### Given task
In all of the data below, replace "step-description" with "step-body" and change nothing else. Reproduce the edited lines without the pictures.
--- Exercise material ---
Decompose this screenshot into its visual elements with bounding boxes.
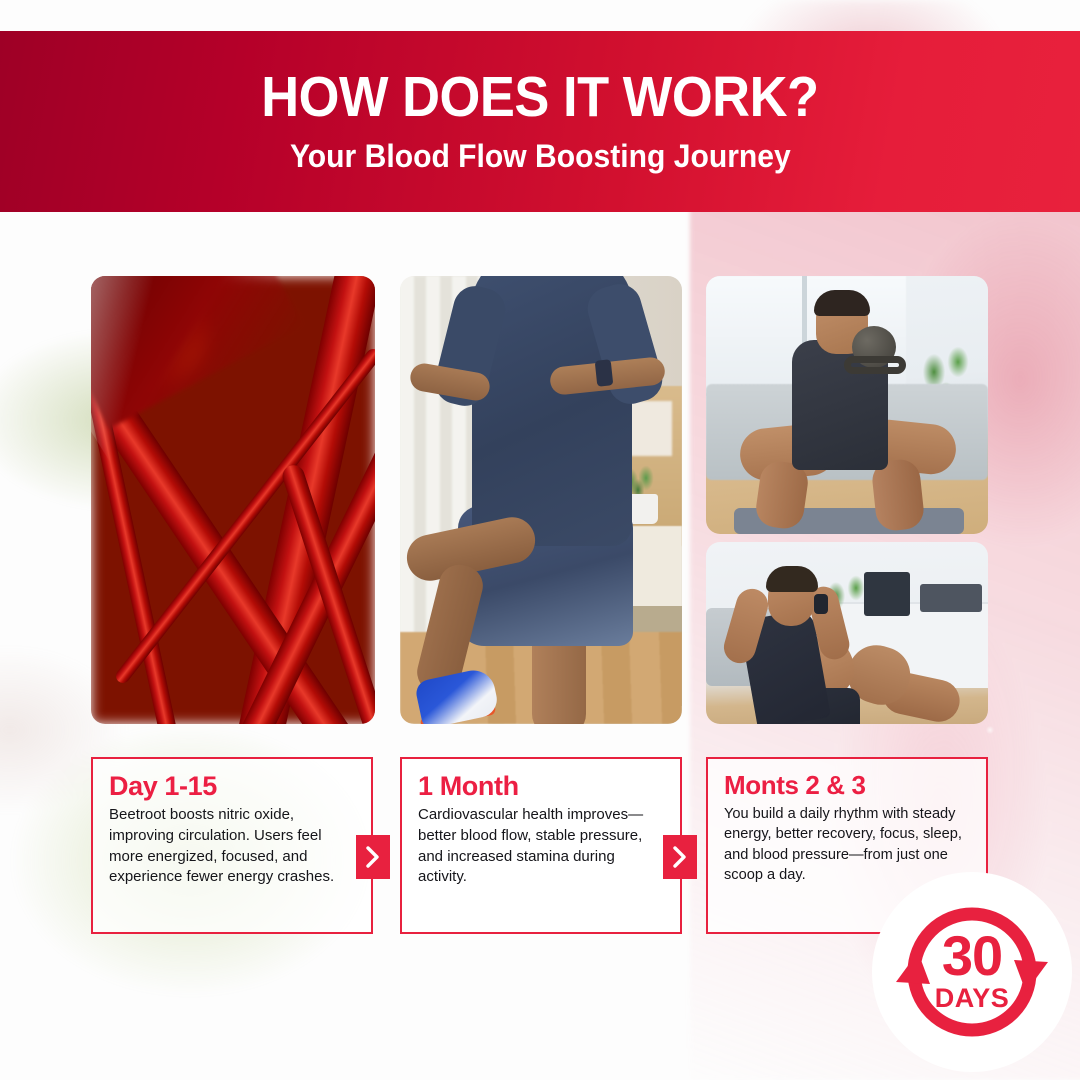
header-banner: HOW DOES IT WORK? Your Blood Flow Boosti…	[0, 31, 1080, 212]
step-card-1-month[interactable]: 1 Month Cardiovascular health improves—b…	[400, 757, 682, 934]
chevron-right-icon	[663, 835, 697, 879]
hair	[814, 290, 870, 316]
step-card-day-1-15[interactable]: Day 1-15 Beetroot boosts nitric oxide, i…	[91, 757, 373, 934]
badge-30-days: 30 DAYS	[872, 872, 1072, 1072]
step-title: 1 Month	[418, 772, 664, 800]
page-title: HOW DOES IT WORK?	[261, 69, 818, 126]
badge-number: 30	[942, 930, 1002, 982]
hair	[766, 566, 818, 592]
image-man-high-knees-exercise	[400, 276, 682, 724]
step-title: Day 1-15	[109, 772, 355, 800]
image-man-situps-core-workout	[706, 542, 988, 724]
chevron-right-icon	[356, 835, 390, 879]
step-description: Cardiovascular health improves—better bl…	[418, 805, 664, 888]
media-panels-row	[0, 276, 1080, 726]
step-description: You build a daily rhythm with steady ene…	[724, 804, 970, 885]
step-title: Monts 2 & 3	[724, 772, 970, 799]
page-subtitle: Your Blood Flow Boosting Journey	[290, 138, 791, 175]
wrist-watch	[595, 359, 614, 387]
picture-frame	[864, 572, 910, 616]
image-blood-vessels-microscopy	[91, 276, 375, 724]
kettlebell-handle	[844, 356, 906, 374]
storage-box	[920, 584, 982, 612]
badge-label: 30 DAYS	[888, 888, 1056, 1056]
image-man-kettlebell-goblet-squat	[706, 276, 988, 534]
badge-unit: DAYS	[935, 983, 1010, 1014]
step-description: Beetroot boosts nitric oxide, improving …	[109, 805, 355, 888]
wrist-watch	[814, 594, 828, 614]
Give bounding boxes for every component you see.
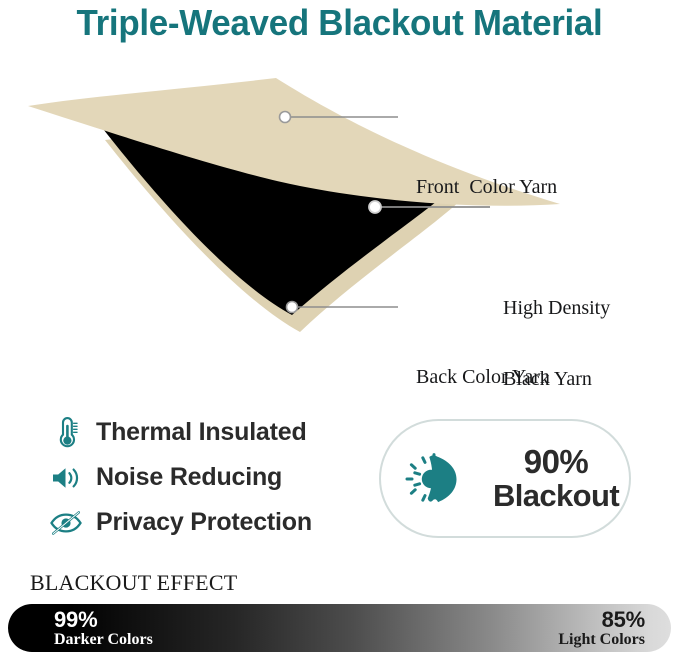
feature-privacy-protection: Privacy Protection [48,500,378,545]
callout-label-black-yarn-line1: High Density [503,297,610,321]
callout-label-back-color-yarn: Back Color Yarn [416,366,550,390]
feature-thermal-insulated: Thermal Insulated [48,410,378,455]
callout-label-front-color-yarn: Front Color Yarn [416,176,557,200]
speaker-volume-icon [48,460,84,496]
feature-list: Thermal Insulated Noise Reducing Privacy… [48,410,378,545]
thermometer-icon [48,415,84,451]
blackout-effect-heading: BLACKOUT EFFECT [30,570,237,596]
blackout-word: Blackout [483,480,629,513]
blackout-effect-darker-colors: 99% Darker Colors [54,604,153,652]
fabric-layers-diagram: Front Color Yarn High Density Black Yarn… [0,70,679,360]
light-colors-caption: Light Colors [558,631,645,649]
blackout-badge: 90% Blackout [379,419,631,538]
sun-blocked-by-curtain-icon [401,443,473,515]
callout-label-black-yarn: High Density Black Yarn [503,250,610,439]
feature-label: Noise Reducing [96,463,282,492]
blackout-effect-gradient-bar: 99% Darker Colors 85% Light Colors [8,604,671,652]
feature-label: Thermal Insulated [96,418,307,447]
eye-slash-icon [48,505,84,541]
blackout-percent: 90% [483,445,629,480]
blackout-badge-text: 90% Blackout [483,445,629,512]
page-title: Triple-Weaved Blackout Material [10,2,669,44]
light-colors-percent: 85% [602,608,645,631]
blackout-effect-light-colors: 85% Light Colors [558,604,645,652]
feature-noise-reducing: Noise Reducing [48,455,378,500]
darker-colors-percent: 99% [54,608,97,631]
darker-colors-caption: Darker Colors [54,631,153,649]
feature-label: Privacy Protection [96,508,312,537]
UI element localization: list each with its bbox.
---
### Result of the exercise
Decompose this screenshot into its visual elements with bounding boxes.
header-banner: HOW DOES IT WORK? Your Blood Flow Boosti…	[0, 31, 1080, 212]
step-card-1-month[interactable]: 1 Month Cardiovascular health improves—b…	[400, 757, 682, 934]
chevron-right-icon	[663, 835, 697, 879]
hair	[814, 290, 870, 316]
step-card-day-1-15[interactable]: Day 1-15 Beetroot boosts nitric oxide, i…	[91, 757, 373, 934]
badge-30-days: 30 DAYS	[872, 872, 1072, 1072]
step-title: 1 Month	[418, 772, 664, 800]
page-title: HOW DOES IT WORK?	[261, 69, 818, 126]
badge-number: 30	[942, 930, 1002, 982]
hair	[766, 566, 818, 592]
image-man-high-knees-exercise	[400, 276, 682, 724]
step-title: Day 1-15	[109, 772, 355, 800]
image-man-situps-core-workout	[706, 542, 988, 724]
chevron-right-icon	[356, 835, 390, 879]
step-body: Cardiovascular health improves—better bl…	[418, 805, 664, 888]
media-panels-row	[0, 276, 1080, 726]
step-body: You build a daily rhythm with steady ene…	[724, 804, 970, 885]
step-title: Monts 2 & 3	[724, 772, 970, 799]
page-subtitle: Your Blood Flow Boosting Journey	[290, 138, 791, 175]
wrist-watch	[595, 359, 614, 387]
picture-frame	[864, 572, 910, 616]
image-blood-vessels-microscopy	[91, 276, 375, 724]
kettlebell-handle	[844, 356, 906, 374]
storage-box	[920, 584, 982, 612]
badge-label: 30 DAYS	[888, 888, 1056, 1056]
image-man-kettlebell-goblet-squat	[706, 276, 988, 534]
badge-unit: DAYS	[935, 983, 1010, 1014]
step-body: Beetroot boosts nitric oxide, improving …	[109, 805, 355, 888]
wrist-watch	[814, 594, 828, 614]
Give bounding boxes for every component you see.
feature-privacy-protection: Privacy Protection [48,500,378,545]
callout-label-black-yarn-line1: High Density [503,297,610,321]
callout-label-back-color-yarn: Back Color Yarn [416,366,550,390]
feature-thermal-insulated: Thermal Insulated [48,410,378,455]
callout-label-front-color-yarn: Front Color Yarn [416,176,557,200]
speaker-volume-icon [48,460,84,496]
feature-list: Thermal Insulated Noise Reducing Privacy… [48,410,378,545]
thermometer-icon [48,415,84,451]
blackout-effect-heading: BLACKOUT EFFECT [30,570,237,596]
blackout-word: Blackout [483,480,629,513]
blackout-effect-darker-colors: 99% Darker Colors [54,604,153,652]
fabric-layers-diagram: Front Color Yarn High Density Black Yarn… [0,70,679,360]
light-colors-caption: Light Colors [558,631,645,649]
blackout-badge: 90% Blackout [379,419,631,538]
sun-blocked-by-curtain-icon [401,443,473,515]
callout-label-black-yarn: High Density Black Yarn [503,250,610,439]
feature-label: Noise Reducing [96,463,282,492]
blackout-effect-gradient-bar: 99% Darker Colors 85% Light Colors [8,604,671,652]
feature-label: Thermal Insulated [96,418,307,447]
eye-slash-icon [48,505,84,541]
blackout-percent: 90% [483,445,629,480]
blackout-badge-text: 90% Blackout [483,445,629,512]
page-title: Triple-Weaved Blackout Material [10,2,669,44]
light-colors-percent: 85% [602,608,645,631]
blackout-effect-light-colors: 85% Light Colors [558,604,645,652]
feature-noise-reducing: Noise Reducing [48,455,378,500]
darker-colors-percent: 99% [54,608,97,631]
darker-colors-caption: Darker Colors [54,631,153,649]
feature-label: Privacy Protection [96,508,312,537]
UI element localization: list each with its bbox.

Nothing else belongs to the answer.